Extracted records
— start —
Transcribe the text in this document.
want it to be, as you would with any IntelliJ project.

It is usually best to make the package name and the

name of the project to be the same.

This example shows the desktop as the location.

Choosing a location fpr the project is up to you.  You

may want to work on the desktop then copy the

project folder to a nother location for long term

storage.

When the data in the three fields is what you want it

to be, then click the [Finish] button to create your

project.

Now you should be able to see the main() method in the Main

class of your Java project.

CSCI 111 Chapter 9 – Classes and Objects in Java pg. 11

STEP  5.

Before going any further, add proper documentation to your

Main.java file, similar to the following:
— end —
→ **Given task**
Extract the full set of entries word for word.

→ **In response**
Transcribe the text in this document.
want it to be, as you would with any IntelliJ project.

It is usually best to make the package name and the

name of the project to be the same.

This example shows the desktop as the location.

Choosing a location fpr the project is up to you.  You

may want to work on the desktop then copy the

project folder to a nother location for long term

storage.

When the data in the three fields is what you want it

to be, then click the [Finish] button to create your

project.

Now you should be able to see the main() method in the Main

class of your Java project.

CSCI 111 Chapter 9 – Classes and Objects in Java pg. 11

STEP  5.

Before going any further, add proper documentation to your

Main.java file, similar to the following:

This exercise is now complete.